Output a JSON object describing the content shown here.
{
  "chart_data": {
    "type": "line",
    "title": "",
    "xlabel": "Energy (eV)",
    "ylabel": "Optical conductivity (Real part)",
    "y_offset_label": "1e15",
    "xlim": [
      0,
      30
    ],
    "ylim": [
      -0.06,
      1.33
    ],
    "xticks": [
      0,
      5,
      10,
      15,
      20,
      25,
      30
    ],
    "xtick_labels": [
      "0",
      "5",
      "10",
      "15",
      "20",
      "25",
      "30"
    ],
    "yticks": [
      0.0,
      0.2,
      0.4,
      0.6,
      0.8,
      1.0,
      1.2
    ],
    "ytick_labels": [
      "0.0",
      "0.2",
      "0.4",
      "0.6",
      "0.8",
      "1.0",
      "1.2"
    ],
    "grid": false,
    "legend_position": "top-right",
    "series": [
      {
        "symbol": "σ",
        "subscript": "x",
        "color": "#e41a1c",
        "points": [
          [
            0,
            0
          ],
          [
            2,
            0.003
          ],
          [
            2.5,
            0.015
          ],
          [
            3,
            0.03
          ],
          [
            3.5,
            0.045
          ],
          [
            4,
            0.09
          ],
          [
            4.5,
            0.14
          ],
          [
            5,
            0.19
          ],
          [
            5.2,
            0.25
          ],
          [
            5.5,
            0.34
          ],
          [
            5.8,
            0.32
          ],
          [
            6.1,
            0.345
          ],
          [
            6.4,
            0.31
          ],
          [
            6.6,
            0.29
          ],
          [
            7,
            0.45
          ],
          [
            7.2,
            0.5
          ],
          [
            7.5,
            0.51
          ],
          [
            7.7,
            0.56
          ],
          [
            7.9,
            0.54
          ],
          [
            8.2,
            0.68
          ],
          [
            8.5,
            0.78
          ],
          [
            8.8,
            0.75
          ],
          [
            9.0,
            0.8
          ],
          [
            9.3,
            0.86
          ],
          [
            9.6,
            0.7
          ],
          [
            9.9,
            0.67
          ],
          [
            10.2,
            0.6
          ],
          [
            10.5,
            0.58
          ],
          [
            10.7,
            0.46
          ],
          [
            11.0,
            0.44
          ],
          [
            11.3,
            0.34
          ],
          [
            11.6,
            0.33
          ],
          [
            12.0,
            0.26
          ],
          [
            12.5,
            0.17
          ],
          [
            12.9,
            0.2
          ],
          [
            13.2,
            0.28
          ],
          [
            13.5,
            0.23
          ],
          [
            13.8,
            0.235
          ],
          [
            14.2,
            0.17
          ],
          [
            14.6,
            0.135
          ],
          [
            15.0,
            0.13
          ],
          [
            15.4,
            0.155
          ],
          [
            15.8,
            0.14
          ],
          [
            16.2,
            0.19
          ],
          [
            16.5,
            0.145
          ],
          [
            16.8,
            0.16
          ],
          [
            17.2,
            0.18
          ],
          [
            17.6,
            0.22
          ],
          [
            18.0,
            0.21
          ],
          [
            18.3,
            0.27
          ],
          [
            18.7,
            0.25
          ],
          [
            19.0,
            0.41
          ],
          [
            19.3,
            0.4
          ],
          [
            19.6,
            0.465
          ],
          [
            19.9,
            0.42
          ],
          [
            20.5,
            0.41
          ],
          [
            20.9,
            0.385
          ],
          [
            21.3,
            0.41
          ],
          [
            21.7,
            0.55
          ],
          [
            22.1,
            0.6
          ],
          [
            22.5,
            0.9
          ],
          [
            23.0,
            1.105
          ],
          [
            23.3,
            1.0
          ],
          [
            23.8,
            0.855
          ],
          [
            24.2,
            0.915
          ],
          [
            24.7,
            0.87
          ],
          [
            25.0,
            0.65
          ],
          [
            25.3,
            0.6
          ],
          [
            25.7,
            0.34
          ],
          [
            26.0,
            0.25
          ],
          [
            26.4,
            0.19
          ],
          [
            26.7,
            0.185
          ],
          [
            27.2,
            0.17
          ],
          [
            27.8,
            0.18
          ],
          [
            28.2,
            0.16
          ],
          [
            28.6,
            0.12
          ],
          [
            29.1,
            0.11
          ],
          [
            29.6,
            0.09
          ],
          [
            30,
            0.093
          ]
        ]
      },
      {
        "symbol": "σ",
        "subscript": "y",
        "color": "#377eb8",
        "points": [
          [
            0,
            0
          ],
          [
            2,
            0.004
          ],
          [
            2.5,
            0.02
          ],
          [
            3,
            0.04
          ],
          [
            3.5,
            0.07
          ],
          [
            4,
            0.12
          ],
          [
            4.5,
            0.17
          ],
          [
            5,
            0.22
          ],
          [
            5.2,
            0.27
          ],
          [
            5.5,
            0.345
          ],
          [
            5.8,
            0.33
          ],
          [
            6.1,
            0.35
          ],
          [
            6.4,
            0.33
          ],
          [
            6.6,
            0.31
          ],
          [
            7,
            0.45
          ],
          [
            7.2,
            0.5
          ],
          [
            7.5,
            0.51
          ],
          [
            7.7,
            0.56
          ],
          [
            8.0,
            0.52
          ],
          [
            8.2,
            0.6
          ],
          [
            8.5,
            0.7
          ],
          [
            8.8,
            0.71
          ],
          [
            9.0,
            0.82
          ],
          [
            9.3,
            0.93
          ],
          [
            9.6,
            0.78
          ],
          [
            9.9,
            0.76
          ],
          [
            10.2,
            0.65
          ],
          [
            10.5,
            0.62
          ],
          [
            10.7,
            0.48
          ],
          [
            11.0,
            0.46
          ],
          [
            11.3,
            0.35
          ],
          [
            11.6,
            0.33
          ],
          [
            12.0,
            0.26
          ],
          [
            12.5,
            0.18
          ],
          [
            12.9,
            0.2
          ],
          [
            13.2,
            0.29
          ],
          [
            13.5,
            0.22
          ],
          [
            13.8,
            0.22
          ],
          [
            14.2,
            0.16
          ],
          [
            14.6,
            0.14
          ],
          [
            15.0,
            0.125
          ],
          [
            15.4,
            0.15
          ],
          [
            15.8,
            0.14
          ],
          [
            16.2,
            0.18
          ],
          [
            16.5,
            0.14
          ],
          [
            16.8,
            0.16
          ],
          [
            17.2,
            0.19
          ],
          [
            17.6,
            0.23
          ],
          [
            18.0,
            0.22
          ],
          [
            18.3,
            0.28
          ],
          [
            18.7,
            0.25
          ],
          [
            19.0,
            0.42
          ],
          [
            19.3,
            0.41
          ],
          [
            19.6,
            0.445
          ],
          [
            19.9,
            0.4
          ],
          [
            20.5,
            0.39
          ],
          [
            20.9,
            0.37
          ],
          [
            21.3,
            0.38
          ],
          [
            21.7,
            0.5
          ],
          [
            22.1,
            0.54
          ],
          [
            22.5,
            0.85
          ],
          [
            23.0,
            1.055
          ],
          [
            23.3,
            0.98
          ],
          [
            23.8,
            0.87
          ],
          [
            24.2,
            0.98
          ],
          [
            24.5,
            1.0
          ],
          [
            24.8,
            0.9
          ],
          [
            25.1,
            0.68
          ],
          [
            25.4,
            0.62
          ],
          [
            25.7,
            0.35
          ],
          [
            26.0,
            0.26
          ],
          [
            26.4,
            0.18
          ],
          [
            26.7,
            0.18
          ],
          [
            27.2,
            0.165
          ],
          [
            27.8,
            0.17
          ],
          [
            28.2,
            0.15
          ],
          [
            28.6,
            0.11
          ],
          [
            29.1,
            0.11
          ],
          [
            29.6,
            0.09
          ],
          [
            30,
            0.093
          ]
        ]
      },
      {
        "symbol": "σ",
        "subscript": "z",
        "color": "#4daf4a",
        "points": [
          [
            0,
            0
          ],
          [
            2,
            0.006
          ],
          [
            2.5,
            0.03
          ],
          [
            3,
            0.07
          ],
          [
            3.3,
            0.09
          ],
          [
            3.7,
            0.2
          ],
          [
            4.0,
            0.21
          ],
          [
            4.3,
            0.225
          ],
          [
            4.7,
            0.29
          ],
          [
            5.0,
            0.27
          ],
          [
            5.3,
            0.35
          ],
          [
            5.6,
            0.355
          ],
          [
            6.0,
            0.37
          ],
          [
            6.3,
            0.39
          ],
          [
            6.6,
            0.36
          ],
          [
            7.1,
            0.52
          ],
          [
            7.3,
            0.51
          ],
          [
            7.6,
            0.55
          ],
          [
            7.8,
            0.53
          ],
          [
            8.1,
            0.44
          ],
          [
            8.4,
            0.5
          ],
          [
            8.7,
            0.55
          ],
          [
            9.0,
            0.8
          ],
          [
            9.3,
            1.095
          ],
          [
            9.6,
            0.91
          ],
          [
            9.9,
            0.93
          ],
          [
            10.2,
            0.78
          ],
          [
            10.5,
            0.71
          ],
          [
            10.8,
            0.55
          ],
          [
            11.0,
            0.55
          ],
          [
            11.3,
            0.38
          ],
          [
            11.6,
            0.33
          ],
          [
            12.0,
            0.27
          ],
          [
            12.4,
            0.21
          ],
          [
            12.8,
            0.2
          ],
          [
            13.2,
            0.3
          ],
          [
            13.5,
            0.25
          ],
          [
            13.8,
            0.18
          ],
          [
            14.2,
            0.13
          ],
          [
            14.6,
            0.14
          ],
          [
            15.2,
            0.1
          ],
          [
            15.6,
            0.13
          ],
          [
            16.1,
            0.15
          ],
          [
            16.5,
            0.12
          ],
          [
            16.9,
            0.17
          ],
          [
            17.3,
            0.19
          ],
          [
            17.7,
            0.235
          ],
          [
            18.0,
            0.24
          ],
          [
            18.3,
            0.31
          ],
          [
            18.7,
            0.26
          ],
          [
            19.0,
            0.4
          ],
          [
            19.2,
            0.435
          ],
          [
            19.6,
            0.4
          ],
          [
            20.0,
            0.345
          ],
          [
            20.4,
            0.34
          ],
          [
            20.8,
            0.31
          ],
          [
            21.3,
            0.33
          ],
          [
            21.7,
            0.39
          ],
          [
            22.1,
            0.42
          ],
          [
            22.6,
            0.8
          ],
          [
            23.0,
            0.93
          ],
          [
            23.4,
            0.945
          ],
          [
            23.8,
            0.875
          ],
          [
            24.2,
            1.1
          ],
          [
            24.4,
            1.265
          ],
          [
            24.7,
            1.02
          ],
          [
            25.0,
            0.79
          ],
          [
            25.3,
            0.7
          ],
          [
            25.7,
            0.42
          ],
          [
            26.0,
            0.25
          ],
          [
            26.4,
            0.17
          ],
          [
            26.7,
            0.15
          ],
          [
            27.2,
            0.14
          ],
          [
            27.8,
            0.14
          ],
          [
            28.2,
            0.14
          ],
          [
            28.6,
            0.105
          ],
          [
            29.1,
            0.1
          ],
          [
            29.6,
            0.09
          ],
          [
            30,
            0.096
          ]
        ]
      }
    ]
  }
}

Aim of the exercise: Only the number is wanted: how many lines of these entries contain the string "subscript"?

Correct result: 3